• _Material_:
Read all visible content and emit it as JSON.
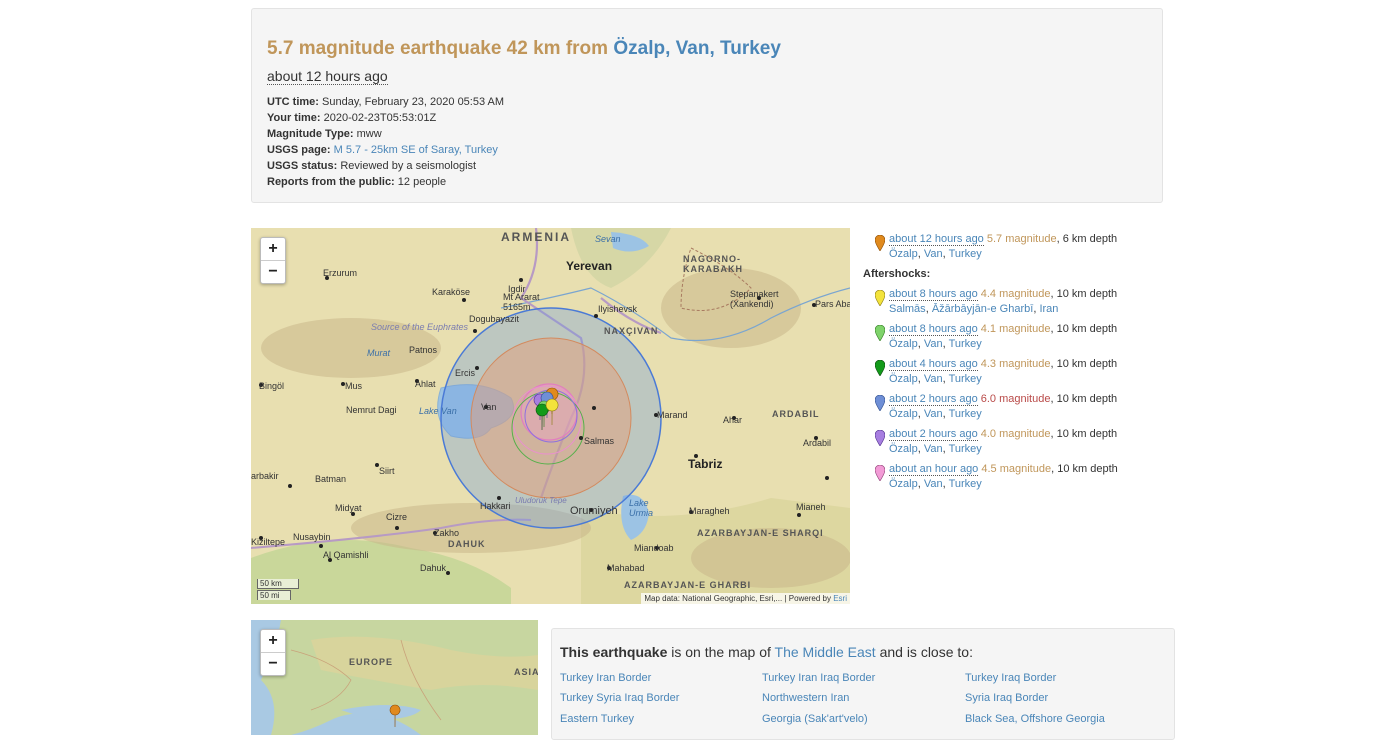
{
  "header": {
    "title_prefix": "5.7 magnitude earthquake 42 km from ",
    "place_city": "Özalp",
    "place_region": "Van",
    "place_country": "Turkey",
    "sep": ", ",
    "relative_time": "about 12 hours ago",
    "details": [
      {
        "label": "UTC time:",
        "value": "Sunday, February 23, 2020 05:53 AM"
      },
      {
        "label": "Your time:",
        "value": "2020-02-23T05:53:01Z"
      },
      {
        "label": "Magnitude Type:",
        "value": "mww"
      },
      {
        "label": "USGS page:",
        "value": "M 5.7 - 25km SE of Saray, Turkey",
        "link": true
      },
      {
        "label": "USGS status:",
        "value": "Reviewed by a seismologist"
      },
      {
        "label": "Reports from the public:",
        "value": "12 people"
      }
    ]
  },
  "map": {
    "zoom_in": "+",
    "zoom_out": "−",
    "scale_km": "50 km",
    "scale_mi": "50 mi",
    "attribution_prefix": "Map data: National Geographic, Esri,... | Powered by ",
    "attribution_link": "Esri",
    "labels": {
      "armenia": "ARMENIA",
      "sevan": "Sevan",
      "erzurum": "Erzurum",
      "igdir": "Igdir",
      "yerevan": "Yerevan",
      "nagorno": "NAGORNO-KARABAKH",
      "karakose": "Karaköse",
      "agri": "Mt Ararat 5165m",
      "ilyishevsk": "Ilyishevsk",
      "stepanakert": "Stepanakert (Xankendi)",
      "parsabad": "Pars Aba",
      "euphrates": "Source of the Euphrates",
      "dogubayazit": "Dogubayazit",
      "naxcivan": "NAXÇIVAN",
      "murat": "Murat",
      "patnos": "Patnos",
      "ercis": "Ercis",
      "bingol": "Bingöl",
      "mus": "Mus",
      "ahlat": "Ahlat",
      "ahar": "Ahar",
      "ardabil": "ARDABIL",
      "ardabil_city": "Ardabil",
      "nemrut": "Nemrut Dagi",
      "lakevan": "Lake Van",
      "van": "Van",
      "marand": "Marand",
      "salmas": "Salmas",
      "tabriz": "Tabriz",
      "siirt": "Siirt",
      "batman": "Batman",
      "diyarbakir": "arbakir",
      "midyat": "Midyat",
      "cizre": "Cizre",
      "hakkari": "Hakkari",
      "uludoruk": "Uludoruk Tepe",
      "orumiyeh": "Orumiyeh",
      "lakeurmia": "Lake Urmia",
      "maragheh": "Maragheh",
      "mianeh": "Mianeh",
      "azs": "AZARBAYJAN-E SHARQI",
      "kiziltepe": "Kiziltepe",
      "nusaybin": "Nusaybin",
      "zakho": "Zakho",
      "dahuk_r": "DAHUK",
      "qamishli": "Al Qamishli",
      "miandoab": "Miandoab",
      "dahuk": "Dahuk",
      "mahabad": "Mahabad",
      "azg": "AZARBAYJAN-E GHARBI"
    }
  },
  "events": {
    "main": {
      "ago": "about 12 hours ago",
      "mag": "5.7 magnitude",
      "depth": ", 6 km depth",
      "loc1": "Özalp",
      "loc2": "Van",
      "loc3": "Turkey",
      "color": "#e08a1e"
    },
    "aftershocks_heading": "Aftershocks:",
    "aftershocks": [
      {
        "ago": "about 8 hours ago",
        "mag": "4.4 magnitude",
        "depth": ", 10 km depth",
        "loc1": "Salmās",
        "loc2": "Āžārbāyjān-e Gharbī",
        "loc3": "Iran",
        "color": "#f3e33c",
        "red": false
      },
      {
        "ago": "about 8 hours ago",
        "mag": "4.1 magnitude",
        "depth": ", 10 km depth",
        "loc1": "Özalp",
        "loc2": "Van",
        "loc3": "Turkey",
        "color": "#7fd36b",
        "red": false
      },
      {
        "ago": "about 4 hours ago",
        "mag": "4.3 magnitude",
        "depth": ", 10 km depth",
        "loc1": "Özalp",
        "loc2": "Van",
        "loc3": "Turkey",
        "color": "#139a1a",
        "red": false
      },
      {
        "ago": "about 2 hours ago",
        "mag": "6.0 magnitude",
        "depth": ", 10 km depth",
        "loc1": "Özalp",
        "loc2": "Van",
        "loc3": "Turkey",
        "color": "#6f8fd6",
        "red": true
      },
      {
        "ago": "about 2 hours ago",
        "mag": "4.0 magnitude",
        "depth": ", 10 km depth",
        "loc1": "Özalp",
        "loc2": "Van",
        "loc3": "Turkey",
        "color": "#a77ee0",
        "red": false
      },
      {
        "ago": "about an hour ago",
        "mag": "4.5 magnitude",
        "depth": ", 10 km depth",
        "loc1": "Özalp",
        "loc2": "Van",
        "loc3": "Turkey",
        "color": "#f29bd6",
        "red": false
      }
    ]
  },
  "smallmap": {
    "zoom_in": "+",
    "zoom_out": "−",
    "europe": "EUROPE",
    "asia": "ASIA"
  },
  "nearby": {
    "intro_bold": "This earthquake",
    "intro_mid": " is on the map of ",
    "intro_link": "The Middle East",
    "intro_end": " and is close to:",
    "places": [
      "Turkey Iran Border",
      "Turkey Iran Iraq Border",
      "Turkey Iraq Border",
      "Turkey Syria Iraq Border",
      "Northwestern Iran",
      "Syria Iraq Border",
      "Eastern Turkey",
      "Georgia (Sak'art'velo)",
      "Black Sea, Offshore Georgia"
    ]
  }
}
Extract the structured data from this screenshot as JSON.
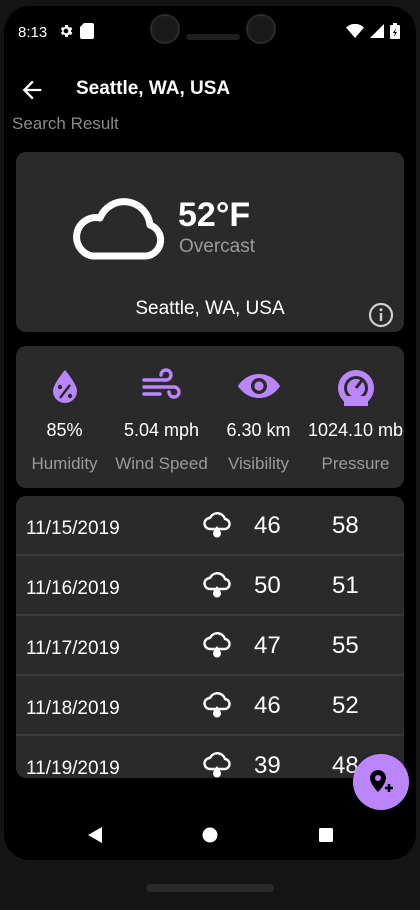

• _Exercise requirements_: In the material above, show every line where the word "from" turns up.

• _Completed exercise_:
    "title_prefix": "5.7 magnitude earthquake 42 km from ",
        "label": "Reports from the public:",
Extract the structured data from this screenshot as JSON.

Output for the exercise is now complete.